→ **Task directions**:
Will you copy out every line of the records below word for word, without changing anything?

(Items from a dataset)

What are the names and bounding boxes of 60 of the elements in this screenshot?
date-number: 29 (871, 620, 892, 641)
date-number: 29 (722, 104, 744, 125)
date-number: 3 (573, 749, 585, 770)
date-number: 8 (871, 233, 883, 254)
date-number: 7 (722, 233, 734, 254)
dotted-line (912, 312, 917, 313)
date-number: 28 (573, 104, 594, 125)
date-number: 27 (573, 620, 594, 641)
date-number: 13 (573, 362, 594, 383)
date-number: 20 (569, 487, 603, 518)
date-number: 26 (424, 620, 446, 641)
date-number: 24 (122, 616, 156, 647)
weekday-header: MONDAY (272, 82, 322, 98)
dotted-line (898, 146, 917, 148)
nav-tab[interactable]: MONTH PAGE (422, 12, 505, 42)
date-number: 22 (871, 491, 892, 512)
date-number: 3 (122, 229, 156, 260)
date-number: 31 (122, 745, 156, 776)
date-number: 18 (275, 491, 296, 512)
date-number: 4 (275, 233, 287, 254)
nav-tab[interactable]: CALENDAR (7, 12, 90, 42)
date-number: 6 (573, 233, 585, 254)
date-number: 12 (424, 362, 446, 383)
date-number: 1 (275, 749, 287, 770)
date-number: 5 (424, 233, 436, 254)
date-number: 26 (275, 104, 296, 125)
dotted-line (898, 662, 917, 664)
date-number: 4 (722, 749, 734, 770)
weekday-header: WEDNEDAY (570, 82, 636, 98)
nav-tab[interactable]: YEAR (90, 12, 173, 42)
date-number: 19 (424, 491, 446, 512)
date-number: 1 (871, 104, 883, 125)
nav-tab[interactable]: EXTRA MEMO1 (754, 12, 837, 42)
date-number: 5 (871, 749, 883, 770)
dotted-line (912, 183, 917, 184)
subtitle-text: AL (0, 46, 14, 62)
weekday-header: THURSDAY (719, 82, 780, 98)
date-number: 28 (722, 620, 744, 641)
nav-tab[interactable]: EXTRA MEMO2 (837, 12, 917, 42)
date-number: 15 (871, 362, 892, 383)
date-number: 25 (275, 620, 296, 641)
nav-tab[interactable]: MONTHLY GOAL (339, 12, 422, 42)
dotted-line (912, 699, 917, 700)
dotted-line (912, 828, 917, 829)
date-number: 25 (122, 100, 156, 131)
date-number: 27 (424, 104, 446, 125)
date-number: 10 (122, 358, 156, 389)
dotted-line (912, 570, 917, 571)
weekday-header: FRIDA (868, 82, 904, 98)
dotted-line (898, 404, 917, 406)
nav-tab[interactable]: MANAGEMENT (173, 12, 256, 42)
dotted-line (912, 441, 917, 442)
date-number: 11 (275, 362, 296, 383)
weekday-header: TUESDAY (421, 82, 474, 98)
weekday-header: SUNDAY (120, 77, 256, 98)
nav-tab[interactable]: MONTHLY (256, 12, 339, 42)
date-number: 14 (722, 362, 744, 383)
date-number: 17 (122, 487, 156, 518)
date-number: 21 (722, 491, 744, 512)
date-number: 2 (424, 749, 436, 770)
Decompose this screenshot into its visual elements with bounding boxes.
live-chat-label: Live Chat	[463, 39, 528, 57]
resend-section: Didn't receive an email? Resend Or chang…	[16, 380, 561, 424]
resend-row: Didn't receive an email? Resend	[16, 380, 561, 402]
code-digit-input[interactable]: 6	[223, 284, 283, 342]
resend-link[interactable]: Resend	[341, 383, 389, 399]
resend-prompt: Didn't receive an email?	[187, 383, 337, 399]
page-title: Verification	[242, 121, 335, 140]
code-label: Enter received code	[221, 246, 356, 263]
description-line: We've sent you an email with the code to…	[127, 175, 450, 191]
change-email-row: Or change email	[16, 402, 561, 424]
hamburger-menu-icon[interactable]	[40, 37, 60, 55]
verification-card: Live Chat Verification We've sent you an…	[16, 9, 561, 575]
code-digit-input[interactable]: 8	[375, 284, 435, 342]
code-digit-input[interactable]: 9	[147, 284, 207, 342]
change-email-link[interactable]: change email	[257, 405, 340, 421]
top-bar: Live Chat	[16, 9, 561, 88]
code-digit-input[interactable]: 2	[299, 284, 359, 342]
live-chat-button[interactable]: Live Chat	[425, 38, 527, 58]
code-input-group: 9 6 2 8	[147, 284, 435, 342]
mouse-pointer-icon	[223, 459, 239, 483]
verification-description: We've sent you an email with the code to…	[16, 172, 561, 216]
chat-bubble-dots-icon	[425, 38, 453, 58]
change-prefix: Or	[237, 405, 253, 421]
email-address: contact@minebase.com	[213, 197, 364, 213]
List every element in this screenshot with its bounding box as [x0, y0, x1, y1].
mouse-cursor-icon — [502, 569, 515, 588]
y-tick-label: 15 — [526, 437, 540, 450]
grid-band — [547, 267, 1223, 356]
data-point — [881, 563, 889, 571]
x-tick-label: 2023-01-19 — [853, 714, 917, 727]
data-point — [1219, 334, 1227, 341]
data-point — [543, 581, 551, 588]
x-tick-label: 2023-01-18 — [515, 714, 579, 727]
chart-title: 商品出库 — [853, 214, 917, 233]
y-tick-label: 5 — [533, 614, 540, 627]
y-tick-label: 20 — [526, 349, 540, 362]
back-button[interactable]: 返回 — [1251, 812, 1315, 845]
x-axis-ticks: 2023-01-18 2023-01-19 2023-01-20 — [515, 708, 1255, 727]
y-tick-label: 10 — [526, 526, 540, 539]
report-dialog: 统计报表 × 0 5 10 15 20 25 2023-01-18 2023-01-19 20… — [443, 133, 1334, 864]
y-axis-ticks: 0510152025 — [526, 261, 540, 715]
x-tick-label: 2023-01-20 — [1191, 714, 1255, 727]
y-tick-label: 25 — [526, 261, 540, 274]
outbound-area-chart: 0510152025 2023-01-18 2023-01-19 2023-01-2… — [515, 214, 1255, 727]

→ **Response to the exercise**:
What are the names and bounding boxes of 60 of the elements in this screenshot?
date-number: 29 (871, 620, 892, 641)
date-number: 29 (722, 104, 744, 125)
date-number: 3 (573, 749, 585, 770)
date-number: 8 (871, 233, 883, 254)
date-number: 7 (722, 233, 734, 254)
dotted-line (912, 312, 917, 313)
date-number: 28 (573, 104, 594, 125)
date-number: 27 (573, 620, 594, 641)
date-number: 13 (573, 362, 594, 383)
date-number: 20 (569, 487, 603, 518)
date-number: 26 (424, 620, 446, 641)
date-number: 24 (122, 616, 156, 647)
weekday-header: MONDAY (272, 82, 322, 98)
dotted-line (898, 146, 917, 148)
nav-tab[interactable]: MONTH PAGE (422, 12, 505, 42)
date-number: 22 (871, 491, 892, 512)
date-number: 3 (122, 229, 156, 260)
date-number: 31 (122, 745, 156, 776)
date-number: 18 (275, 491, 296, 512)
date-number: 4 (275, 233, 287, 254)
nav-tab[interactable]: CALENDAR (7, 12, 90, 42)
date-number: 6 (573, 233, 585, 254)
date-number: 12 (424, 362, 446, 383)
date-number: 1 (275, 749, 287, 770)
date-number: 5 (424, 233, 436, 254)
date-number: 26 (275, 104, 296, 125)
dotted-line (898, 662, 917, 664)
date-number: 4 (722, 749, 734, 770)
weekday-header: WEDNEDAY (570, 82, 636, 98)
nav-tab[interactable]: YEAR (90, 12, 173, 42)
date-number: 19 (424, 491, 446, 512)
date-number: 1 (871, 104, 883, 125)
nav-tab[interactable]: EXTRA MEMO1 (754, 12, 837, 42)
date-number: 5 (871, 749, 883, 770)
dotted-line (912, 183, 917, 184)
subtitle-text: AL (0, 46, 14, 62)
weekday-header: THURSDAY (719, 82, 780, 98)
date-number: 28 (722, 620, 744, 641)
nav-tab[interactable]: EXTRA MEMO2 (837, 12, 917, 42)
date-number: 15 (871, 362, 892, 383)
date-number: 25 (275, 620, 296, 641)
nav-tab[interactable]: MONTHLY GOAL (339, 12, 422, 42)
dotted-line (912, 699, 917, 700)
dotted-line (912, 828, 917, 829)
date-number: 25 (122, 100, 156, 131)
date-number: 27 (424, 104, 446, 125)
date-number: 10 (122, 358, 156, 389)
dotted-line (912, 570, 917, 571)
weekday-header: FRIDA (868, 82, 904, 98)
dotted-line (898, 404, 917, 406)
nav-tab[interactable]: MANAGEMENT (173, 12, 256, 42)
dotted-line (912, 441, 917, 442)
date-number: 11 (275, 362, 296, 383)
weekday-header: TUESDAY (421, 82, 474, 98)
weekday-header: SUNDAY (120, 77, 256, 98)
nav-tab[interactable]: MONTHLY (256, 12, 339, 42)
date-number: 14 (722, 362, 744, 383)
date-number: 17 (122, 487, 156, 518)
date-number: 21 (722, 491, 744, 512)
date-number: 2 (424, 749, 436, 770)
Decompose this screenshot into its visual elements with bounding boxes.
live-chat-label: Live Chat	[463, 39, 528, 57]
resend-section: Didn't receive an email? Resend Or chang…	[16, 380, 561, 424]
resend-row: Didn't receive an email? Resend	[16, 380, 561, 402]
code-digit-input[interactable]: 6	[223, 284, 283, 342]
resend-link[interactable]: Resend	[341, 383, 389, 399]
resend-prompt: Didn't receive an email?	[187, 383, 337, 399]
page-title: Verification	[242, 121, 335, 140]
code-label: Enter received code	[221, 246, 356, 263]
description-line: We've sent you an email with the code to…	[127, 175, 450, 191]
change-email-row: Or change email	[16, 402, 561, 424]
hamburger-menu-icon[interactable]	[40, 37, 60, 55]
verification-card: Live Chat Verification We've sent you an…	[16, 9, 561, 575]
code-digit-input[interactable]: 8	[375, 284, 435, 342]
code-digit-input[interactable]: 9	[147, 284, 207, 342]
change-email-link[interactable]: change email	[257, 405, 340, 421]
top-bar: Live Chat	[16, 9, 561, 88]
code-digit-input[interactable]: 2	[299, 284, 359, 342]
live-chat-button[interactable]: Live Chat	[425, 38, 527, 58]
code-input-group: 9 6 2 8	[147, 284, 435, 342]
mouse-pointer-icon	[223, 459, 239, 483]
verification-description: We've sent you an email with the code to…	[16, 172, 561, 216]
chat-bubble-dots-icon	[425, 38, 453, 58]
change-prefix: Or	[237, 405, 253, 421]
email-address: contact@minebase.com	[213, 197, 364, 213]
List every element in this screenshot with its bounding box as [x0, y0, x1, y1].
mouse-cursor-icon — [502, 569, 515, 588]
y-tick-label: 15 — [526, 437, 540, 450]
grid-band — [547, 267, 1223, 356]
data-point — [881, 563, 889, 571]
x-tick-label: 2023-01-19 — [853, 714, 917, 727]
data-point — [1219, 334, 1227, 341]
data-point — [543, 581, 551, 588]
x-tick-label: 2023-01-18 — [515, 714, 579, 727]
chart-title: 商品出库 — [853, 214, 917, 233]
y-tick-label: 5 — [533, 614, 540, 627]
y-tick-label: 20 — [526, 349, 540, 362]
back-button[interactable]: 返回 — [1251, 812, 1315, 845]
x-axis-ticks: 2023-01-18 2023-01-19 2023-01-20 — [515, 708, 1255, 727]
y-tick-label: 10 — [526, 526, 540, 539]
report-dialog: 统计报表 × 0 5 10 15 20 25 2023-01-18 2023-01-19 20… — [443, 133, 1334, 864]
y-axis-ticks: 0510152025 — [526, 261, 540, 715]
x-tick-label: 2023-01-20 — [1191, 714, 1255, 727]
y-tick-label: 25 — [526, 261, 540, 274]
outbound-area-chart: 0510152025 2023-01-18 2023-01-19 2023-01-2… — [515, 214, 1255, 727]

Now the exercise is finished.